Your goal:
Which lines in the listing below contain the word "Email"? Copy each one.

Data to process:

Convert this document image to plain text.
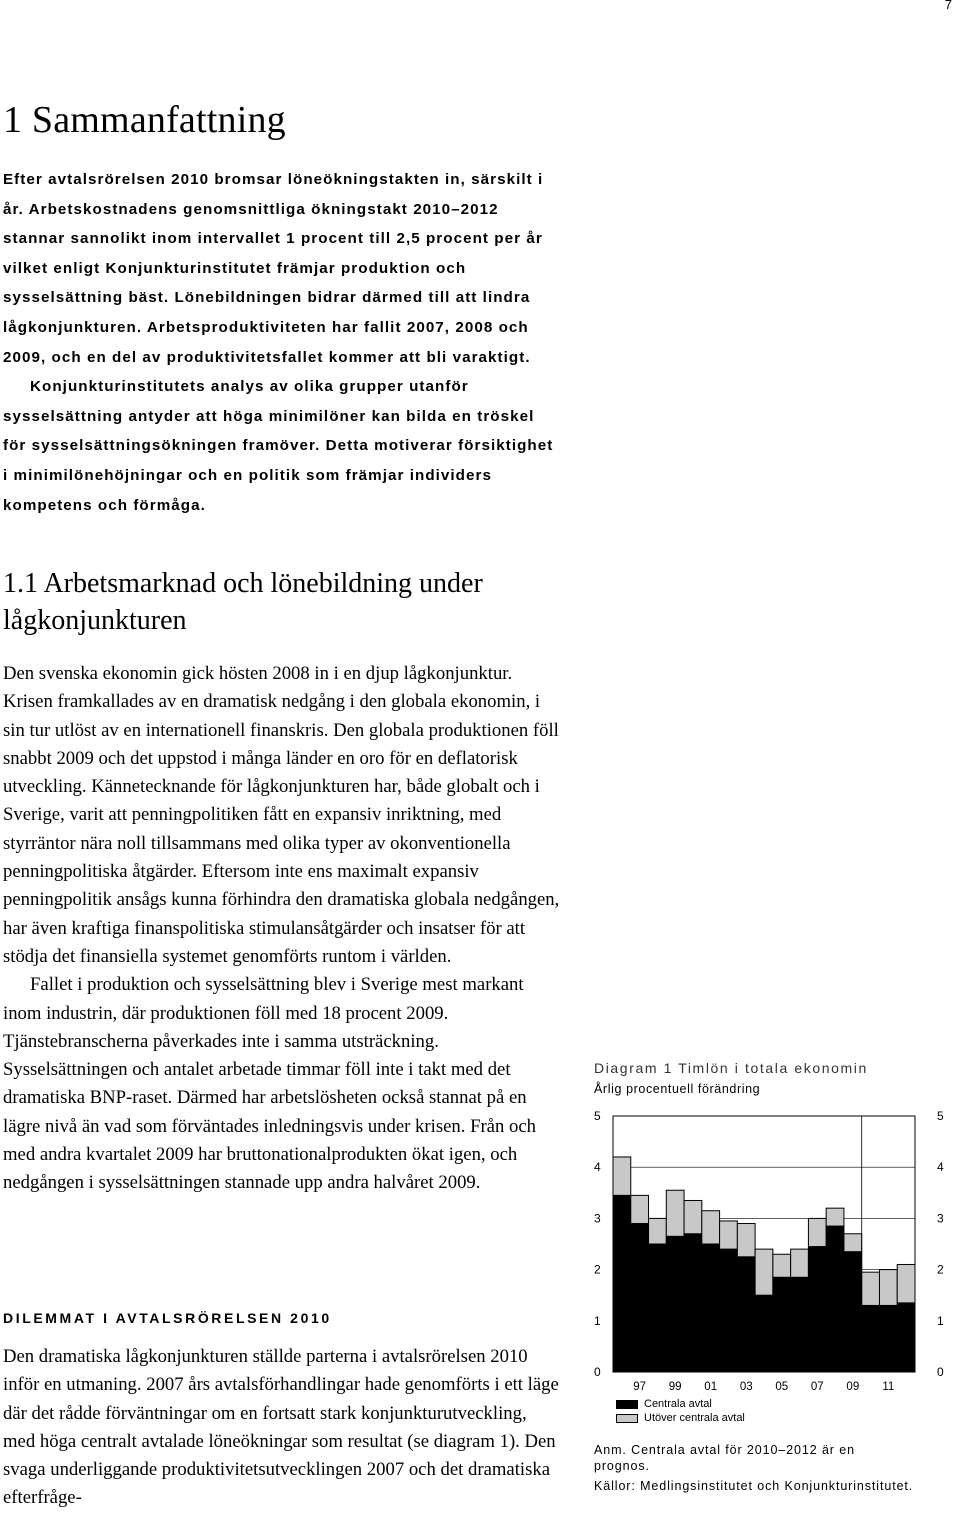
7
1 Sammanfattning

Efter avtalsrörelsen 2010 bromsar löneökningstakten in, särskilt i år. Arbetskostnadens genomsnittliga ökningstakt 2010–2012 stannar sannolikt inom intervallet 1 procent till 2,5 procent per år vilket enligt Konjunkturinstitutet främjar produktion och sysselsättning bäst. Lönebildningen bidrar därmed till att lindra lågkonjunkturen. Arbetsproduktiviteten har fallit 2007, 2008 och 2009, och en del av produktivitetsfallet kommer att bli varaktigt.

Konjunkturinstitutets analys av olika grupper utanför sysselsättning antyder att höga minimilöner kan bilda en tröskel för sysselsättningsökningen framöver. Detta motiverar försiktighet i minimilönehöjningar och en politik som främjar individers kompetens och förmåga.

1.1 Arbetsmarknad och lönebildning under lågkonjunkturen

Den svenska ekonomin gick hösten 2008 in i en djup lågkonjunktur. Krisen framkallades av en dramatisk nedgång i den globala ekonomin, i sin tur utlöst av en internationell finanskris. Den globala produktionen föll snabbt 2009 och det uppstod i många länder en oro för en deflatorisk utveckling. Kännetecknande för lågkonjunkturen har, både globalt och i Sverige, varit att penningpolitiken fått en expansiv inriktning, med styrräntor nära noll tillsammans med olika typer av okonventionella penningpolitiska åtgärder. Eftersom inte ens maximalt expansiv penningpolitik ansågs kunna förhindra den dramatiska globala nedgången, har även kraftiga finanspolitiska stimulansåtgärder och insatser för att stödja det finansiella systemet genomförts runtom i världen.

Fallet i produktion och sysselsättning blev i Sverige mest markant inom industrin, där produktionen föll med 18 procent 2009. Tjänstebranscherna påverkades inte i samma utsträckning. Sysselsättningen och antalet arbetade timmar föll inte i takt med det dramatiska BNP-raset. Därmed har arbetslösheten också stannat på en lägre nivå än vad som förväntades inledningsvis under krisen. Från och med andra kvartalet 2009 har bruttonationalprodukten ökat igen, och nedgången i sysselsättningen stannade upp andra halvåret 2009.

DILEMMAT I AVTALSRÖRELSEN 2010

Den dramatiska lågkonjunkturen ställde parterna i avtalsrörelsen 2010 inför en utmaning. 2007 års avtalsförhandlingar hade genomförts i ett läge där det rådde förväntningar om en fortsatt stark konjunkturutveckling, med höga centralt avtalade löneökningar som resultat (se diagram 1). Den svaga underliggande produktivitetsutvecklingen 2007 och det dramatiska efterfråge-

Diagram 1 Timlön i totala ekonomin
Årlig procentuell förändring
0	0
1	1
2	2
3	3
4	4
5	5
97 99 01 03 05 07 09 11
Centrala avtal
Utöver centrala avtal
Anm. Centrala avtal för 2010–2012 är en prognos.
Källor: Medlingsinstitutet och Konjunkturinstitutet.
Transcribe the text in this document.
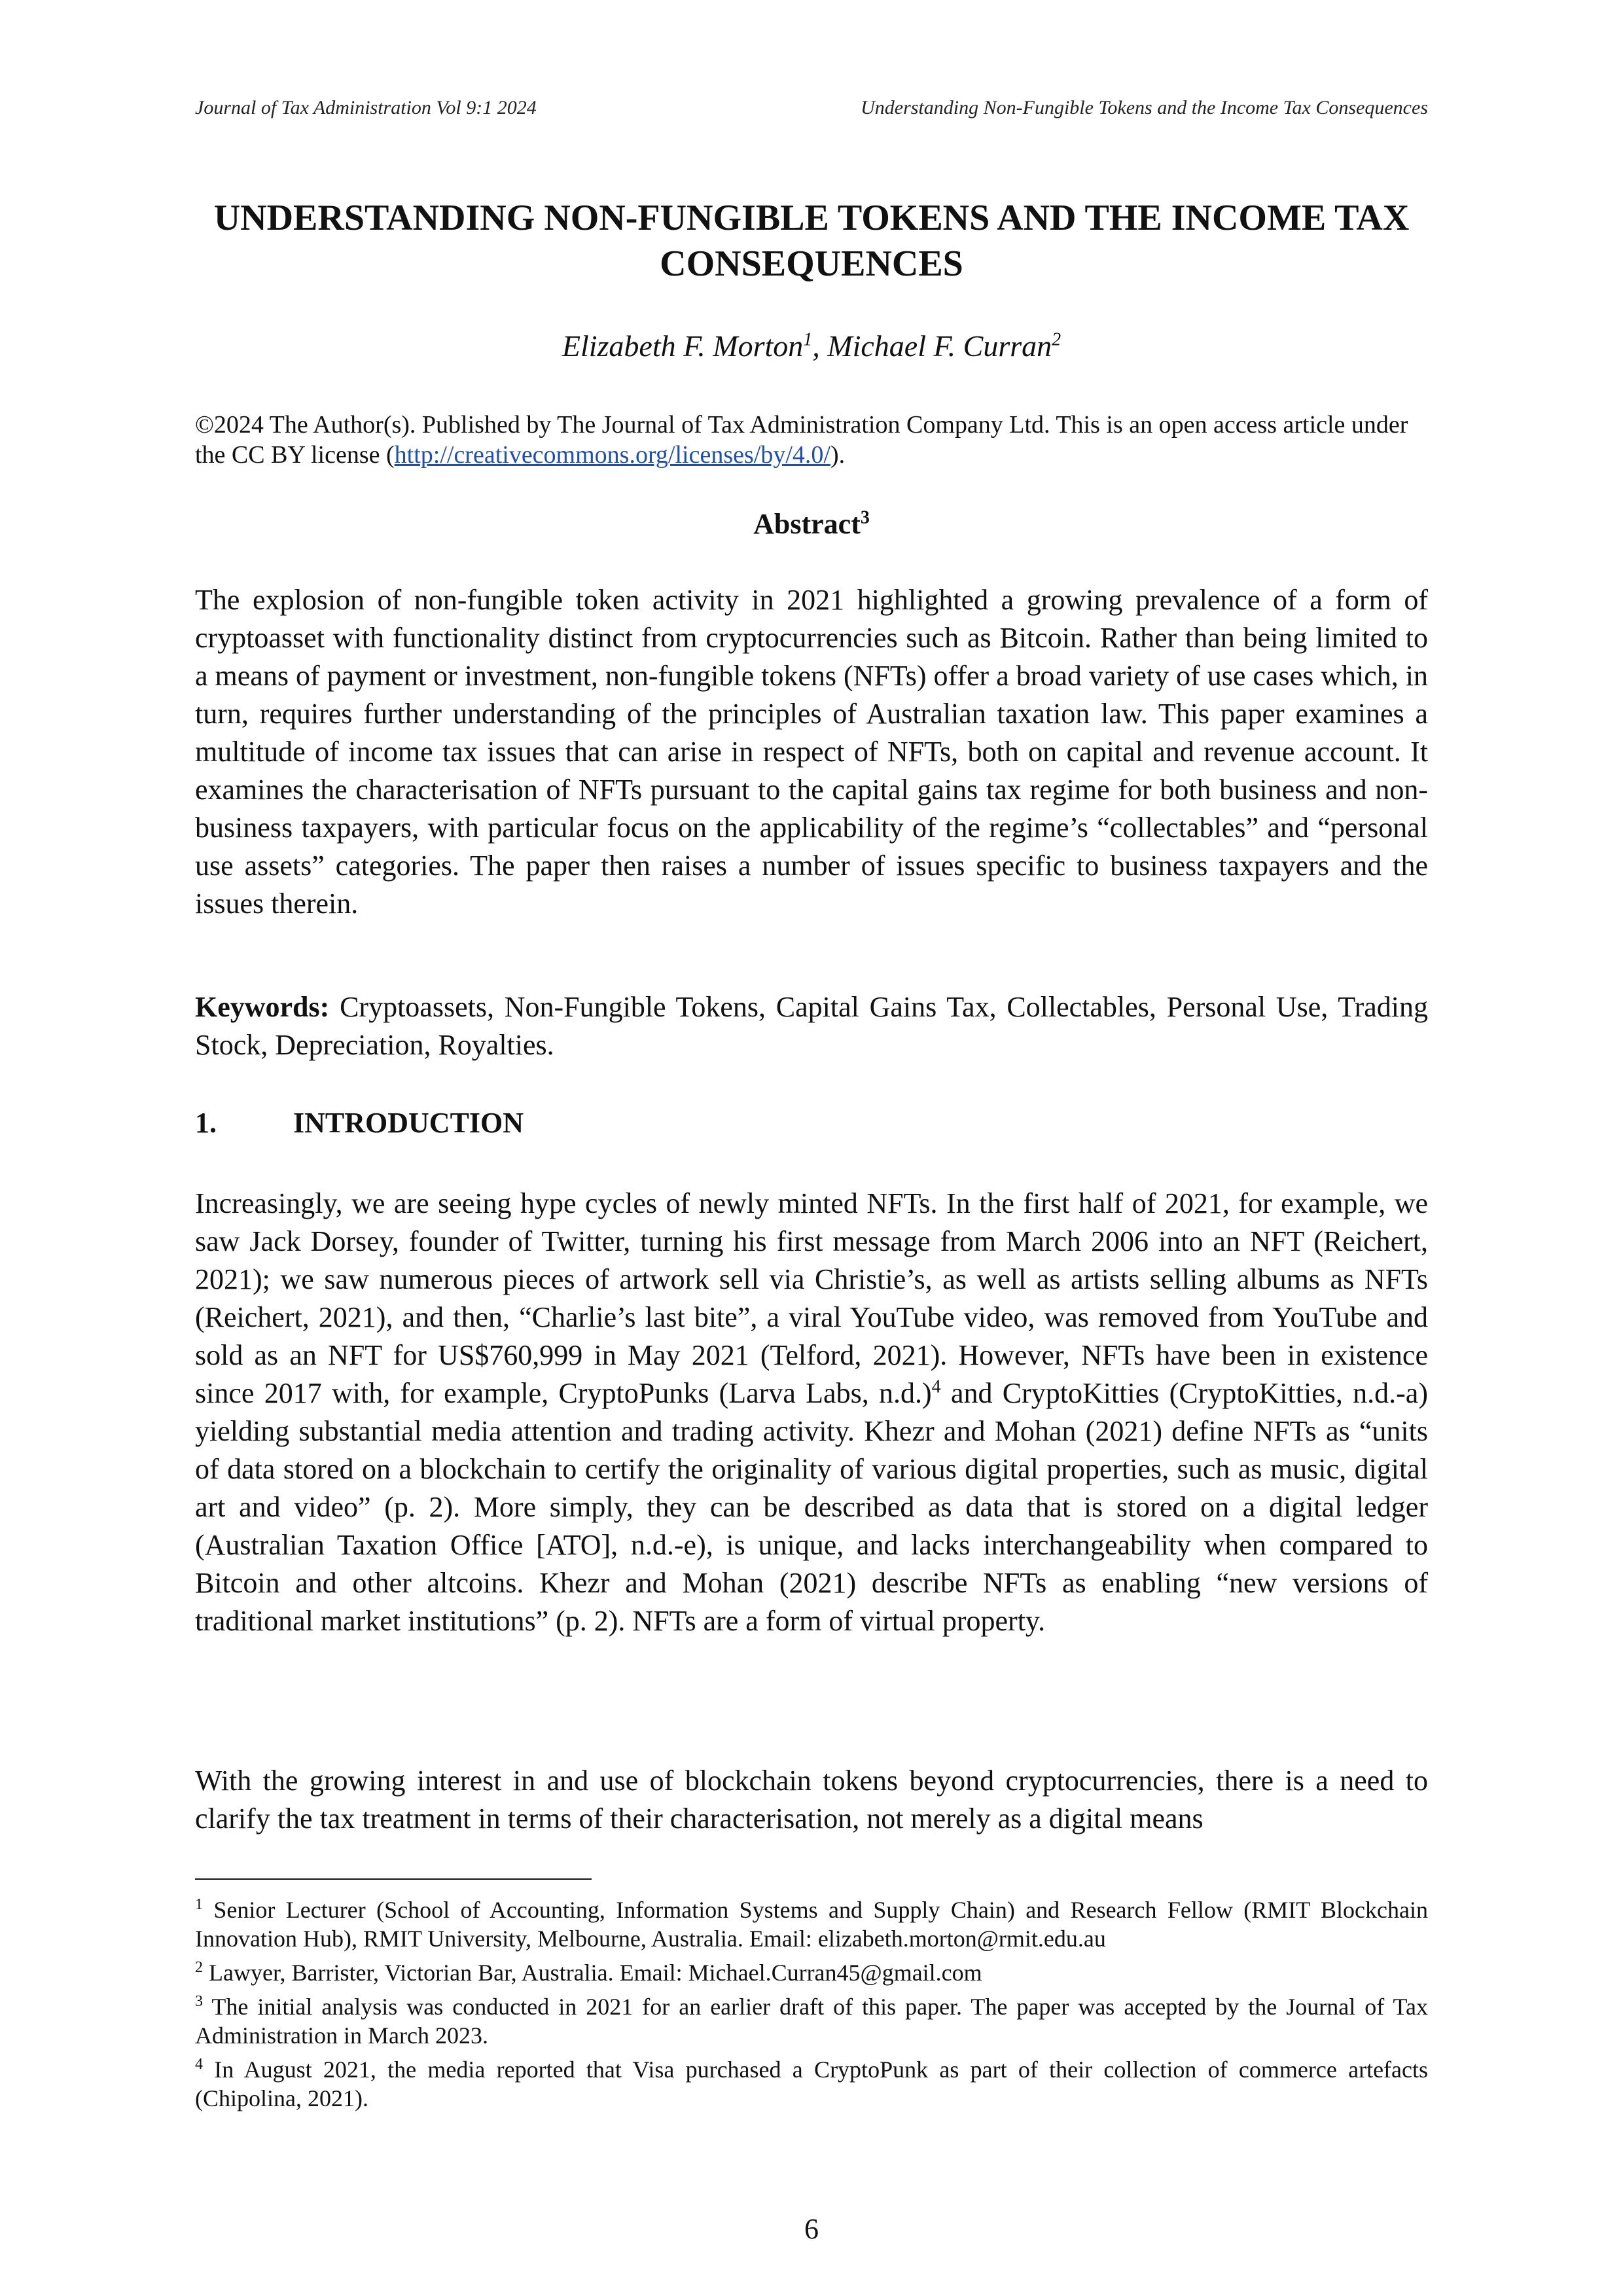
Journal of Tax Administration Vol 9:1 2024	Understanding Non-Fungible Tokens and the Income Tax Consequences
UNDERSTANDING NON-FUNGIBLE TOKENS AND THE INCOME TAX CONSEQUENCES
Elizabeth F. Morton$^1$, Michael F. Curran$^2$
©2024 The Author(s). Published by The Journal of Tax Administration Company Ltd. This is an open access article under the CC BY license (http://creativecommons.org/licenses/by/4.0/).
Abstract$^3$

The explosion of non-fungible token activity in 2021 highlighted a growing prevalence of a form of cryptoasset with functionality distinct from cryptocurrencies such as Bitcoin. Rather than being limited to a means of payment or investment, non-fungible tokens (NFTs) offer a broad variety of use cases which, in turn, requires further understanding of the principles of Australian taxation law. This paper examines a multitude of income tax issues that can arise in respect of NFTs, both on capital and revenue account. It examines the characterisation of NFTs pursuant to the capital gains tax regime for both business and non-business taxpayers, with particular focus on the applicability of the regime’s “collectables” and “personal use assets” categories. The paper then raises a number of issues specific to business taxpayers and the issues therein.

Keywords: Cryptoassets, Non-Fungible Tokens, Capital Gains Tax, Collectables, Personal Use, Trading Stock, Depreciation, Royalties.

1.	INTRODUCTION

Increasingly, we are seeing hype cycles of newly minted NFTs. In the first half of 2021, for example, we saw Jack Dorsey, founder of Twitter, turning his first message from March 2006 into an NFT (Reichert, 2021); we saw numerous pieces of artwork sell via Christie’s, as well as artists selling albums as NFTs (Reichert, 2021), and then, “Charlie’s last bite”, a viral YouTube video, was removed from YouTube and sold as an NFT for US$760,999 in May 2021 (Telford, 2021). However, NFTs have been in existence since 2017 with, for example, CryptoPunks (Larva Labs, n.d.)$^4$ and CryptoKitties (CryptoKitties, n.d.-a) yielding substantial media attention and trading activity. Khezr and Mohan (2021) define NFTs as “units of data stored on a blockchain to certify the originality of various digital properties, such as music, digital art and video” (p. 2). More simply, they can be described as data that is stored on a digital ledger (Australian Taxation Office [ATO], n.d.-e), is unique, and lacks interchangeability when compared to Bitcoin and other altcoins. Khezr and Mohan (2021) describe NFTs as enabling “new versions of traditional market institutions” (p. 2). NFTs are a form of virtual property.

With the growing interest in and use of blockchain tokens beyond cryptocurrencies, there is a need to clarify the tax treatment in terms of their characterisation, not merely as a digital means

$^1$ Senior Lecturer (School of Accounting, Information Systems and Supply Chain) and Research Fellow (RMIT Blockchain Innovation Hub), RMIT University, Melbourne, Australia. Email: elizabeth.morton@rmit.edu.au

$^2$ Lawyer, Barrister, Victorian Bar, Australia. Email: Michael.Curran45@gmail.com

$^3$ The initial analysis was conducted in 2021 for an earlier draft of this paper. The paper was accepted by the Journal of Tax Administration in March 2023.

$^4$ In August 2021, the media reported that Visa purchased a CryptoPunk as part of their collection of commerce artefacts (Chipolina, 2021).

6
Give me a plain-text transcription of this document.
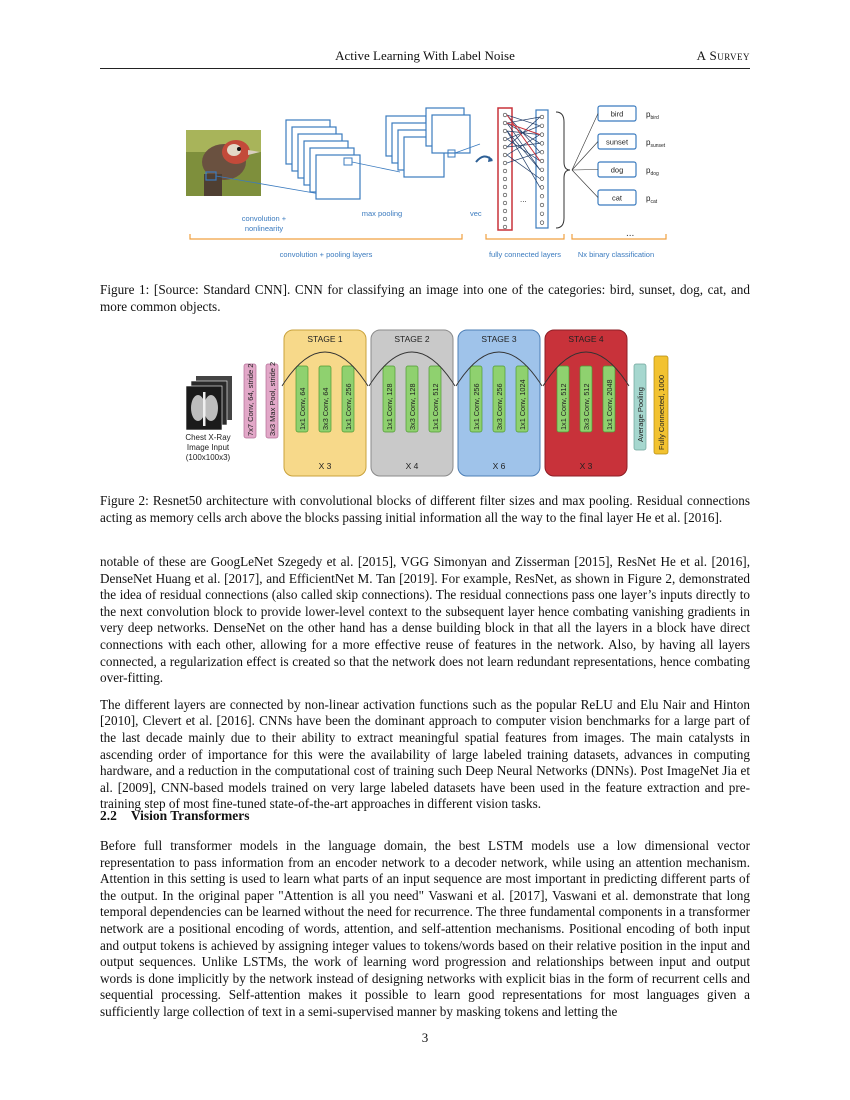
Active Learning With Label Noise	A Survey
...
bird	$p_{bird}$
sunset $p_{sunset}$
dog	$p_{dog}$
cat	$p_{cat}$
...
convolution +
nonlinearity
max pooling	vec
convolution + pooling layers	fully connected layers Nx binary classification
Figure 1: [Source: Standard CNN]. CNN for classifying an image into one of the categories: bird, sunset, dog, cat, and more common objects.
Chest X-Ray
Image Input
(100x100x3)
7x7 Conv, 64, stride 2 3x3 Max Pool, stride 2
STAGE 1
1x1 Conv, 64 3x3 Conv, 64 1x1 Conv, 256
X 3
STAGE 2
1x1 Conv, 128 3x3 Conv, 128 1x1 Conv, 512
X 4
STAGE 3
1x1 Conv, 256 3x3 Conv, 256 1x1 Conv, 1024
X 6
STAGE 4
1x1 Conv, 512 3x3 Conv, 512 1x1 Conv, 2048
X 3
Average Pooling Fully Connected, 1000
Figure 2: Resnet50 architecture with convolutional blocks of different filter sizes and max pooling. Residual connections acting as memory cells arch above the blocks passing initial information all the way to the final layer He et al. [2016].

notable of these are GoogLeNet Szegedy et al. [2015], VGG Simonyan and Zisserman [2015], ResNet He et al. [2016], DenseNet Huang et al. [2017], and EfficientNet M. Tan [2019]. For example, ResNet, as shown in Figure 2, demonstrated the idea of residual connections (also called skip connections). The residual connections pass one layer’s inputs directly to the next convolution block to provide lower-level context to the subsequent layer hence combating vanishing gradients in very deep networks. DenseNet on the other hand has a dense building block in that all the layers in a block have direct connections with each other, allowing for a more effective reuse of features in the network. Also, by having all layers connected, a regularization effect is created so that the network does not learn redundant representations, hence combating over-fitting.

The different layers are connected by non-linear activation functions such as the popular ReLU and Elu Nair and Hinton [2010], Clevert et al. [2016]. CNNs have been the dominant approach to computer vision benchmarks for a large part of the last decade mainly due to their ability to extract meaningful spatial features from images. The main catalysts in ascending order of importance for this were the availability of large labeled training datasets, advances in computing hardware, and a reduction in the computational cost of training such Deep Neural Networks (DNNs). Post ImageNet Jia et al. [2009], CNN-based models trained on very large labeled datasets have been used in the feature extraction and pre-training step of most fine-tuned state-of-the-art approaches in different vision tasks.

2.2 Vision Transformers

Before full transformer models in the language domain, the best LSTM models use a low dimensional vector representation to pass information from an encoder network to a decoder network, while using an attention mechanism. Attention in this setting is used to learn what parts of an input sequence are most important in predicting different parts of the output. In the original paper "Attention is all you need" Vaswani et al. [2017], Vaswani et al. demonstrate that long temporal dependencies can be learned without the need for recurrence. The three fundamental components in a transformer network are a positional encoding of words, attention, and self-attention mechanisms. Positional encoding of both input and output tokens is achieved by assigning integer values to tokens/words based on their relative position in the input and output sequences. Unlike LSTMs, the work of learning word progression and relationships between input and output words is done implicitly by the network instead of designing networks with explicit bias in the form of recurrent cells and sequential processing. Self-attention makes it possible to learn good representations for most languages given a sufficiently large collection of text in a semi-supervised manner by masking tokens and letting the

3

Task response:
$^1$ Senior Lecturer (School of Accounting, Information Systems and Supply Chain) and Research Fellow (RMIT Blockchain Innovation Hub), RMIT University, Melbourne, Australia. Email: elizabeth.morton@rmit.edu.au
$^2$ Lawyer, Barrister, Victorian Bar, Australia. Email: Michael.Curran45@gmail.com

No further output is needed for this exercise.